## [Data lines]
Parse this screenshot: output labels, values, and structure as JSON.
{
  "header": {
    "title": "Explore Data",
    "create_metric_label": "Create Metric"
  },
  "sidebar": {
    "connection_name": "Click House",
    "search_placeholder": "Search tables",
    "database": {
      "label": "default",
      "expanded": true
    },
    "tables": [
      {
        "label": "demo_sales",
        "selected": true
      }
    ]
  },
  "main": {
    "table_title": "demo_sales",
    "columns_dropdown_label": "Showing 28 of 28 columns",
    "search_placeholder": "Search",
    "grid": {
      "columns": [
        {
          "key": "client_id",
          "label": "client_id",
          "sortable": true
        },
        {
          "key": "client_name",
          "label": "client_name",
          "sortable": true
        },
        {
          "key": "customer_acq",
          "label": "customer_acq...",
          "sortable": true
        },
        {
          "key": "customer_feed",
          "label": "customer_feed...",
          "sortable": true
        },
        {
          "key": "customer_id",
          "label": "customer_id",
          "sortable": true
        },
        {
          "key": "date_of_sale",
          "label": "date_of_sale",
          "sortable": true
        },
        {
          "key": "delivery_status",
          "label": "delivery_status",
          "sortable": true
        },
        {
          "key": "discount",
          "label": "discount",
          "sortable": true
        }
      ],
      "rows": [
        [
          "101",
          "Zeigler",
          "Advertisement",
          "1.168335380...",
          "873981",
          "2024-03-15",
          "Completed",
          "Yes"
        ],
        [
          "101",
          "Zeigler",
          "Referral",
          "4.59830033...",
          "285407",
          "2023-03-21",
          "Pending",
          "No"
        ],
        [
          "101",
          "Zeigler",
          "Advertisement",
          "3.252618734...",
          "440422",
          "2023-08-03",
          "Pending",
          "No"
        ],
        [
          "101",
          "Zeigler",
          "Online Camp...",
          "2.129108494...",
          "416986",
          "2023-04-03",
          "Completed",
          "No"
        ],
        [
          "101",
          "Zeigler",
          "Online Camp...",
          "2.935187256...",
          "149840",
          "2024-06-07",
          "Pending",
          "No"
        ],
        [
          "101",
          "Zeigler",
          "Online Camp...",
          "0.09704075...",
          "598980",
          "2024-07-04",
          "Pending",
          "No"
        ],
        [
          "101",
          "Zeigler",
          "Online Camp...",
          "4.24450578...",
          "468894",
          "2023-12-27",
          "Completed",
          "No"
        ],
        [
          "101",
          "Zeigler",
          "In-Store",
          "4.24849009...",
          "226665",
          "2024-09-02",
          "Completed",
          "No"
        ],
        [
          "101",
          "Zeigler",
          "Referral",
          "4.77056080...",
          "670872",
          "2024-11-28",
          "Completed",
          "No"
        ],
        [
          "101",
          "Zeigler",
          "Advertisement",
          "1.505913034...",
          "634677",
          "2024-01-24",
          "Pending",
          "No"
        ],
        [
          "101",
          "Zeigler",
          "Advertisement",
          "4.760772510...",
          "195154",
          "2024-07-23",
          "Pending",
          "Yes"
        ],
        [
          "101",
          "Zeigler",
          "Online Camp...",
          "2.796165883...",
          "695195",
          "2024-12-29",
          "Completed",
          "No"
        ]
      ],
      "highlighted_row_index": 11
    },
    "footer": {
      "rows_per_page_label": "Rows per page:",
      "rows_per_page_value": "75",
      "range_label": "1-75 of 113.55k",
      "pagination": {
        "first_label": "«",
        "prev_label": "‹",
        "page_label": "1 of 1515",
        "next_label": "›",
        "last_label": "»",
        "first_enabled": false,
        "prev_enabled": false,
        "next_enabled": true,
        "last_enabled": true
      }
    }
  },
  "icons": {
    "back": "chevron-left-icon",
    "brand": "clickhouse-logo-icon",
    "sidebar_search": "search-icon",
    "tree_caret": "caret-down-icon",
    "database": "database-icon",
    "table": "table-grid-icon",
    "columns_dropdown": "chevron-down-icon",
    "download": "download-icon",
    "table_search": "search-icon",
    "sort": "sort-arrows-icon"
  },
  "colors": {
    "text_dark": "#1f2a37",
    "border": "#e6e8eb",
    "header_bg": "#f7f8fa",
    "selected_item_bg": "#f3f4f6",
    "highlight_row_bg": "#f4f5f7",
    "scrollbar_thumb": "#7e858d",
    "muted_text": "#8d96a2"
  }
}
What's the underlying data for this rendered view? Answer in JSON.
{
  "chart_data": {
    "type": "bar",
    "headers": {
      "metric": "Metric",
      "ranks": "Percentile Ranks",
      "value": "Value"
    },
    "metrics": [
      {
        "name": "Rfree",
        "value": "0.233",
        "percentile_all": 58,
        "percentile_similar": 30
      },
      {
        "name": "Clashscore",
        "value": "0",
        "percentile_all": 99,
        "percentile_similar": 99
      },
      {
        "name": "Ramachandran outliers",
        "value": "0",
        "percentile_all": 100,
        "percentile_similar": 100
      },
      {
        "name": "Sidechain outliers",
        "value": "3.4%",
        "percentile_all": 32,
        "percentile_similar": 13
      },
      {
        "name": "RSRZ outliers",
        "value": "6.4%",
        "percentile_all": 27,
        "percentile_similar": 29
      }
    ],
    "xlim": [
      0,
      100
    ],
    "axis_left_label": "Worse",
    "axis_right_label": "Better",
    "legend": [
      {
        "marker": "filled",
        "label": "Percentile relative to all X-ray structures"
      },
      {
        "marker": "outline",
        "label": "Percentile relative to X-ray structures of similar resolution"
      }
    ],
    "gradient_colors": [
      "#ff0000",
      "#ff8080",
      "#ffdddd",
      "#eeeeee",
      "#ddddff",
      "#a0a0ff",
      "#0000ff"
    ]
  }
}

## [Given task]
Write out every line from the records above, word for word.

## [Result below]
Parse this screenshot: output labels, values, and structure as JSON.
{
  "header": {
    "title": "Explore Data",
    "create_metric_label": "Create Metric"
  },
  "sidebar": {
    "connection_name": "Click House",
    "search_placeholder": "Search tables",
    "database": {
      "label": "default",
      "expanded": true
    },
    "tables": [
      {
        "label": "demo_sales",
        "selected": true
      }
    ]
  },
  "main": {
    "table_title": "demo_sales",
    "columns_dropdown_label": "Showing 28 of 28 columns",
    "search_placeholder": "Search",
    "grid": {
      "columns": [
        {
          "key": "client_id",
          "label": "client_id",
          "sortable": true
        },
        {
          "key": "client_name",
          "label": "client_name",
          "sortable": true
        },
        {
          "key": "customer_acq",
          "label": "customer_acq...",
          "sortable": true
        },
        {
          "key": "customer_feed",
          "label": "customer_feed...",
          "sortable": true
        },
        {
          "key": "customer_id",
          "label": "customer_id",
          "sortable": true
        },
        {
          "key": "date_of_sale",
          "label": "date_of_sale",
          "sortable": true
        },
        {
          "key": "delivery_status",
          "label": "delivery_status",
          "sortable": true
        },
        {
          "key": "discount",
          "label": "discount",
          "sortable": true
        }
      ],
      "rows": [
        [
          "101",
          "Zeigler",
          "Advertisement",
          "1.168335380...",
          "873981",
          "2024-03-15",
          "Completed",
          "Yes"
        ],
        [
          "101",
          "Zeigler",
          "Referral",
          "4.59830033...",
          "285407",
          "2023-03-21",
          "Pending",
          "No"
        ],
        [
          "101",
          "Zeigler",
          "Advertisement",
          "3.252618734...",
          "440422",
          "2023-08-03",
          "Pending",
          "No"
        ],
        [
          "101",
          "Zeigler",
          "Online Camp...",
          "2.129108494...",
          "416986",
          "2023-04-03",
          "Completed",
          "No"
        ],
        [
          "101",
          "Zeigler",
          "Online Camp...",
          "2.935187256...",
          "149840",
          "2024-06-07",
          "Pending",
          "No"
        ],
        [
          "101",
          "Zeigler",
          "Online Camp...",
          "0.09704075...",
          "598980",
          "2024-07-04",
          "Pending",
          "No"
        ],
        [
          "101",
          "Zeigler",
          "Online Camp...",
          "4.24450578...",
          "468894",
          "2023-12-27",
          "Completed",
          "No"
        ],
        [
          "101",
          "Zeigler",
          "In-Store",
          "4.24849009...",
          "226665",
          "2024-09-02",
          "Completed",
          "No"
        ],
        [
          "101",
          "Zeigler",
          "Referral",
          "4.77056080...",
          "670872",
          "2024-11-28",
          "Completed",
          "No"
        ],
        [
          "101",
          "Zeigler",
          "Advertisement",
          "1.505913034...",
          "634677",
          "2024-01-24",
          "Pending",
          "No"
        ],
        [
          "101",
          "Zeigler",
          "Advertisement",
          "4.760772510...",
          "195154",
          "2024-07-23",
          "Pending",
          "Yes"
        ],
        [
          "101",
          "Zeigler",
          "Online Camp...",
          "2.796165883...",
          "695195",
          "2024-12-29",
          "Completed",
          "No"
        ]
      ],
      "highlighted_row_index": 11
    },
    "footer": {
      "rows_per_page_label": "Rows per page:",
      "rows_per_page_value": "75",
      "range_label": "1-75 of 113.55k",
      "pagination": {
        "first_label": "«",
        "prev_label": "‹",
        "page_label": "1 of 1515",
        "next_label": "›",
        "last_label": "»",
        "first_enabled": false,
        "prev_enabled": false,
        "next_enabled": true,
        "last_enabled": true
      }
    }
  },
  "icons": {
    "back": "chevron-left-icon",
    "brand": "clickhouse-logo-icon",
    "sidebar_search": "search-icon",
    "tree_caret": "caret-down-icon",
    "database": "database-icon",
    "table": "table-grid-icon",
    "columns_dropdown": "chevron-down-icon",
    "download": "download-icon",
    "table_search": "search-icon",
    "sort": "sort-arrows-icon"
  },
  "colors": {
    "text_dark": "#1f2a37",
    "border": "#e6e8eb",
    "header_bg": "#f7f8fa",
    "selected_item_bg": "#f3f4f6",
    "highlight_row_bg": "#f4f5f7",
    "scrollbar_thumb": "#7e858d",
    "muted_text": "#8d96a2"
  }
}
What's the underlying data for this rendered view? Answer in JSON.
{
  "chart_data": {
    "type": "bar",
    "headers": {
      "metric": "Metric",
      "ranks": "Percentile Ranks",
      "value": "Value"
    },
    "metrics": [
      {
        "name": "Rfree",
        "value": "0.233",
        "percentile_all": 58,
        "percentile_similar": 30
      },
      {
        "name": "Clashscore",
        "value": "0",
        "percentile_all": 99,
        "percentile_similar": 99
      },
      {
        "name": "Ramachandran outliers",
        "value": "0",
        "percentile_all": 100,
        "percentile_similar": 100
      },
      {
        "name": "Sidechain outliers",
        "value": "3.4%",
        "percentile_all": 32,
        "percentile_similar": 13
      },
      {
        "name": "RSRZ outliers",
        "value": "6.4%",
        "percentile_all": 27,
        "percentile_similar": 29
      }
    ],
    "xlim": [
      0,
      100
    ],
    "axis_left_label": "Worse",
    "axis_right_label": "Better",
    "legend": [
      {
        "marker": "filled",
        "label": "Percentile relative to all X-ray structures"
      },
      {
        "marker": "outline",
        "label": "Percentile relative to X-ray structures of similar resolution"
      }
    ],
    "gradient_colors": [
      "#ff0000",
      "#ff8080",
      "#ffdddd",
      "#eeeeee",
      "#ddddff",
      "#a0a0ff",
      "#0000ff"
    ]
  }
}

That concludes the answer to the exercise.